ACTIVITY: All lines in the data below carrying the string "JUILLET" are to be located and copied.

━━━━━━━━━━

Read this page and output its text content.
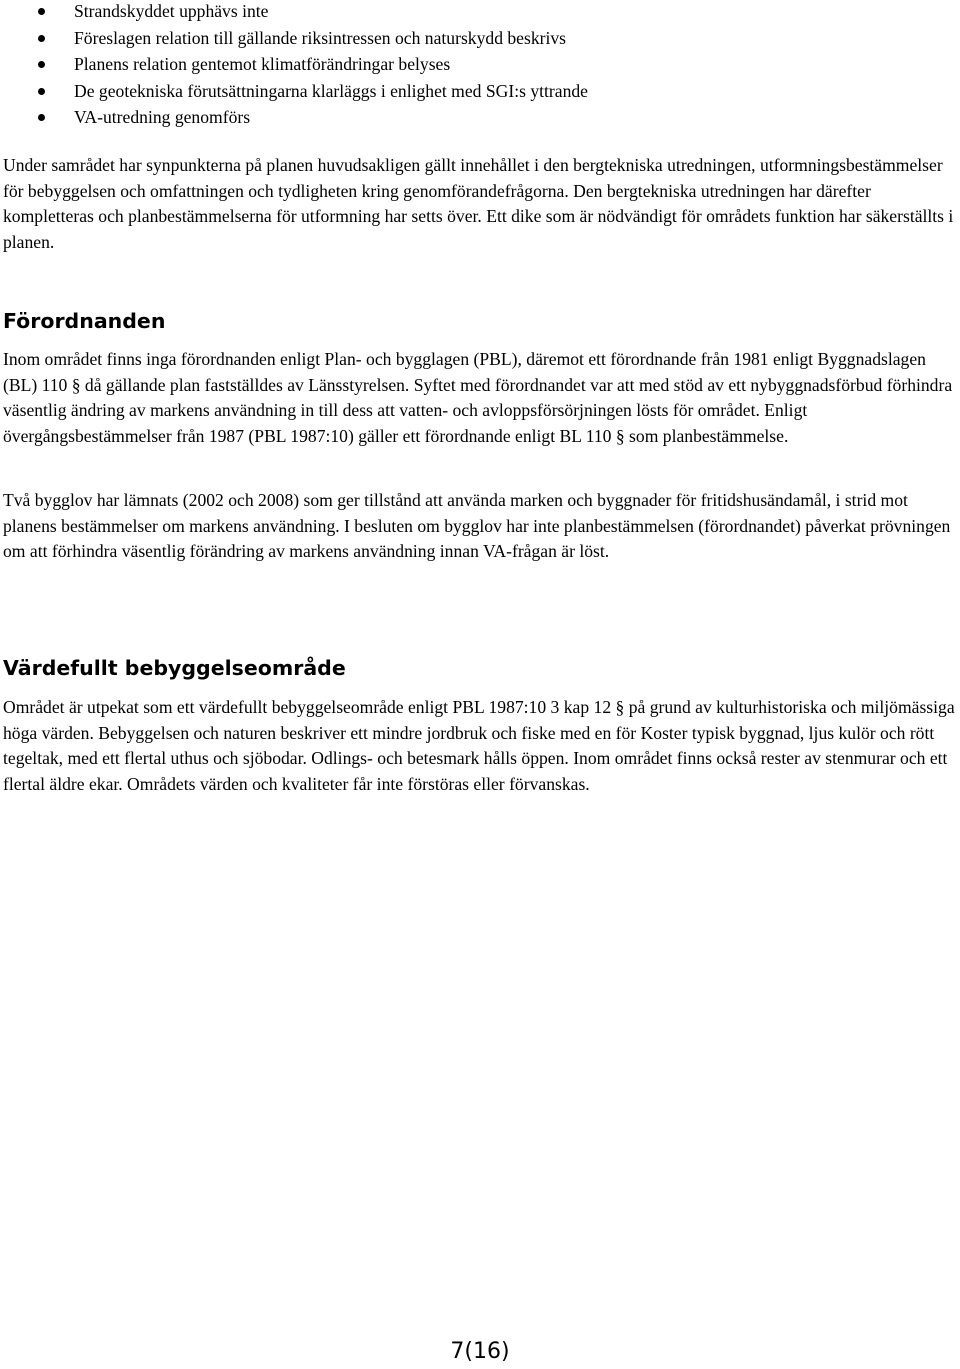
Strandskyddet upphävs inte
Föreslagen relation till gällande riksintressen och naturskydd beskrivs
Planens relation gentemot klimatförändringar belyses
De geotekniska förutsättningarna klarläggs i enlighet med SGI:s yttrande
VA-utredning genomförs

Under samrådet har synpunkterna på planen huvudsakligen gällt innehållet i den bergtekniska utredningen, utformningsbestämmelser för bebyggelsen och omfattningen och tydligheten kring genomförandefrågorna. Den bergtekniska utredningen har därefter kompletteras och planbestämmelserna för utformning har setts över. Ett dike som är nödvändigt för områdets funktion har säkerställts i planen.

Förordnanden

Inom området finns inga förordnanden enligt Plan- och bygglagen (PBL), däremot ett förordnande från 1981 enligt Byggnadslagen (BL) 110 § då gällande plan fastställdes av Länsstyrelsen. Syftet med förordnandet var att med stöd av ett nybyggnadsförbud förhindra väsentlig ändring av markens användning in till dess att vatten- och avloppsförsörjningen lösts för området. Enligt övergångsbestämmelser från 1987 (PBL 1987:10) gäller ett förordnande enligt BL 110 § som planbestämmelse.

Två bygglov har lämnats (2002 och 2008) som ger tillstånd att använda marken och byggnader för fritidshusändamål, i strid mot planens bestämmelser om markens användning. I besluten om bygglov har inte planbestämmelsen (förordnandet) påverkat prövningen om att förhindra väsentlig förändring av markens användning innan VA-frågan är löst.

Värdefullt bebyggelseområde

Området är utpekat som ett värdefullt bebyggelseområde enligt PBL 1987:10 3 kap 12 § på grund av kulturhistoriska och miljömässiga höga värden. Bebyggelsen och naturen beskriver ett mindre jordbruk och fiske med en för Koster typisk byggnad, ljus kulör och rött tegeltak, med ett flertal uthus och sjöbodar. Odlings- och betesmark hålls öppen. Inom området finns också rester av stenmurar och ett flertal äldre ekar. Områdets värden och kvaliteter får inte förstöras eller förvanskas.

7(16)
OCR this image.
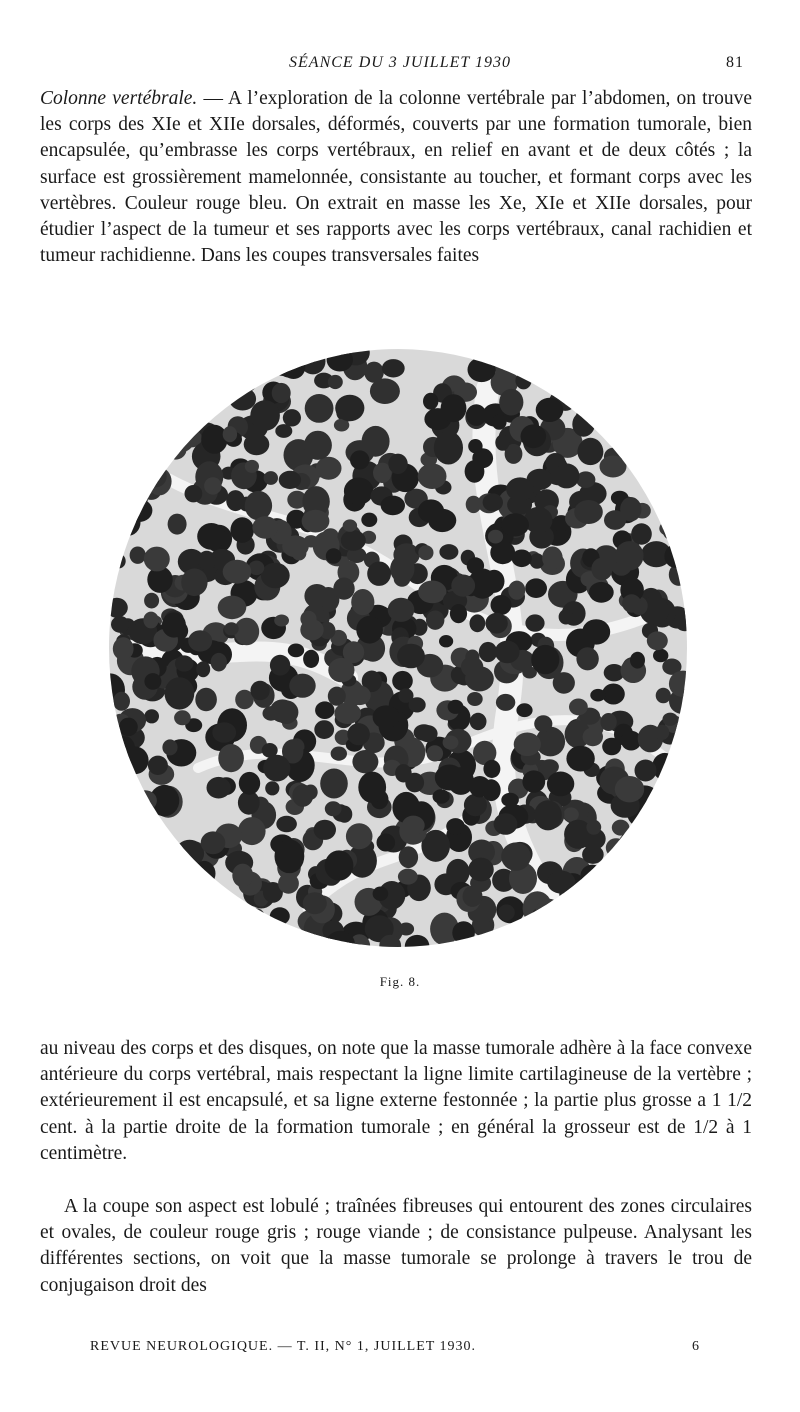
SÉANCE DU 3 JUILLET 1930	81

Colonne vertébrale. — A l’exploration de la colonne vertébrale par l’abdomen, on trouve les corps des XIe et XIIe dorsales, déformés, couverts par une formation tumorale, bien encapsulée, qu’embrasse les corps vertébraux, en relief en avant et de deux côtés ; la surface est grossièrement mamelonnée, consistante au toucher, et formant corps avec les vertèbres. Couleur rouge bleu. On extrait en masse les Xe, XIe et XIIe dorsales, pour étudier l’aspect de la tumeur et ses rapports avec les corps vertébraux, canal rachidien et tumeur rachidienne. Dans les coupes transversales faites

Fig. 8.

au niveau des corps et des disques, on note que la masse tumorale adhère à la face convexe antérieure du corps vertébral, mais respectant la ligne limite cartilagineuse de la vertèbre ; extérieurement il est encapsulé, et sa ligne externe festonnée ; la partie plus grosse a 1 1/2 cent. à la partie droite de la formation tumorale ; en général la grosseur est de 1/2 à 1 centimètre.

A la coupe son aspect est lobulé ; traînées fibreuses qui entourent des zones circulaires et ovales, de couleur rouge gris ; rouge viande ; de consistance pulpeuse. Analysant les différentes sections, on voit que la masse tumorale se prolonge à travers le trou de conjugaison droit des

REVUE NEUROLOGIQUE. — T. II, N° 1, JUILLET 1930.	6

━━━━━━━━━━

WORKED SOLUTION:
SÉANCE DU 3 JUILLET 1930	81
REVUE NEUROLOGIQUE. — T. II, N° 1, JUILLET 1930.	6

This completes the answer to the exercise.